### [Seite]
Usbekischer Präsident Karimow ist tot: Der Kronos aus Zentralasien

Islam Karimow herrschte seit dem Ende der Sowjetunion als Diktator in Usbekistan. Er bekämpfte die Opposition, Islamisten und seine eigene Familie.

Der usbekische Diktator Islam Karimow mit Hut

Der Diktator grüßt ein letztes Mal Foto: ap

BERLIN taz | Die ewige Herrschaft sollte dem Islam Karimow verwehrt bleiben. Am Freitag erlag der Präsident Usbekistans nach knapp 25-jähriger Herrschaft einer Hirnblutung. Er wurde 78 Jahre alt.

Als kommunistischer Apparatschik übernahm er die Macht in der damaligen Sowjetrepublik noch in der Endphase der Sowjetunion. Karimow war bis zu seinem Tod neben dem kasachischen Präsidenten Nursultan Nasarbajew der letzte sowjetische Saurier.

Mit über 30 Millionen Einwohnern ist Usbekistan das bevölkerungsreichste Land in Zentralasien. Es ist eine der weltweit brutalsten Diktaturen, ohne Pressefreiheit oder legale Opposition. Tausende Andersdenkende sind in Lagern eingesperrt, in denen nach UN-Angaben „systematisch“ gefoltert wird. So wurde 2002 bekannt, dass Häftlinge zu Tode gebrüht wurden.

Islam Karimow hat sich immer geweigert, die Folter öffentlich zu verurteilen. Politik und Wirtschaft unterliegen der Kontrolle des Staates. Über eine Million Usbeken sind gezwungen als Gastarbeiter auf russischen Baustellen zu arbeiten. Karimow beschimpfte diese als „Taugenichtse“.

Amtsübernahme durch Wahlbetrug

Karimow stammt aus der Provinz unweit von Samarkand an der Seidenstraße und wuchs zeitweise in einem Waisenhaus auf. Der erste Präsident Usbekistans musste die Landessprache erst erlernen. Karimows Muttersprache war tadschikisch, seine Arbeitssprache russisch.

Im Sommer 1991 unterstützte er den Putsch gegen Michail Gorbatschow. Er wollte die Sowjetunion bewahren. Danach forcierte Karimow aber die Unabhängigkeit aus Angst vor Gorbatschows Rache. Die erste Präsidentschaftswahl 1991 gegen den Dichter Muhammad Solich gewann er mit Hilfe von Fälschungen. Es war zugleich die letzte Wahl in Usbekistan mit einem unabhängigen Kandidaten. Seither setzt Karimow auf Repression.

Die brutale Unterdrückung der Opposition rechtfertigte Karimow als Kampf gegen den islamistischen Terror. 2005 ließ er mit Panzern einen Volksaufstand in Andischan gegen Justizwillkür niederschießen. Hunderte starben. Menschenrechtler und Journalisten werden verfolgt. Auch sein Neffe Jamshid Karimow, ein Journalist, verschwand für Jahre in einer Psychiatrie.

### [Gespeicherte Datensätze]

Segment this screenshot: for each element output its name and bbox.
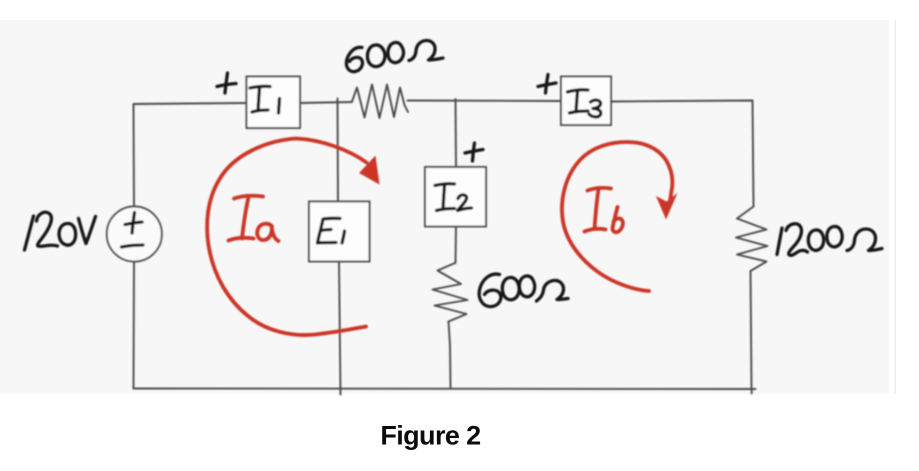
element box E1	[309, 202, 370, 262]
label 120V	[25, 216, 34, 250]
red label Ib	[585, 188, 612, 232]
plus sign near I3	[538, 75, 556, 94]
red arrowhead of loop Ia	[359, 156, 380, 185]
red arrowhead of loop Ib	[656, 193, 678, 220]
svg-text:Figure 2: Figure 2	[380, 421, 480, 451]
label 1200 ohm	[777, 228, 782, 255]
resistor R1200 zigzag	[736, 207, 768, 272]
minus sign in source	[122, 245, 144, 247]
red label Ia	[229, 196, 264, 241]
label I2	[435, 184, 455, 211]
resistor R600 top zigzag	[352, 85, 408, 119]
wire I1 to resistor 600 top	[300, 102, 352, 103]
right edge faint line	[895, 20, 897, 394]
wire below vertical resistor	[449, 322, 451, 389]
paper background	[0, 20, 889, 394]
label 600 ohm right of vertical resistor	[479, 274, 501, 307]
wire E1 branch lower	[339, 262, 341, 395]
wire I3 to top-right corner down	[611, 101, 754, 207]
label I3	[568, 90, 589, 113]
plus sign near I2	[465, 143, 483, 161]
wire right vertical bottom	[751, 271, 752, 394]
wire bottom	[134, 388, 756, 391]
label E1	[318, 218, 341, 243]
red mesh loop Ib	[562, 142, 672, 291]
wire junction branch to E1	[337, 99, 340, 202]
wire junction branch to I2	[455, 99, 458, 167]
ammeter box I3	[561, 77, 611, 126]
plus sign near I1	[217, 73, 236, 93]
wire left vertical top + top-left horizontal	[134, 103, 247, 207]
wire left vertical below source	[133, 261, 136, 389]
label 600 ohm top	[346, 47, 362, 71]
ammeter box I2	[425, 167, 486, 227]
plus sign in source	[125, 213, 142, 234]
wire resistor to I3	[408, 100, 562, 103]
ammeter box I1	[247, 77, 301, 129]
resistor R600 vertical zigzag	[433, 263, 468, 322]
red mesh loop Ia	[207, 139, 366, 336]
label I1	[250, 86, 270, 112]
voltage source circle 120V	[107, 207, 162, 262]
wire I2 to resistor 600 vertical	[455, 227, 458, 264]
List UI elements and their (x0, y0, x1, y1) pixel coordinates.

### [Fragestellung]
Woran starb Islam Karimow laut der Seite? Die Datensätze stehen in keinem Zusammenhang mit der Seite.

### [Schriftliche Lösung]
An einer Hirnblutung.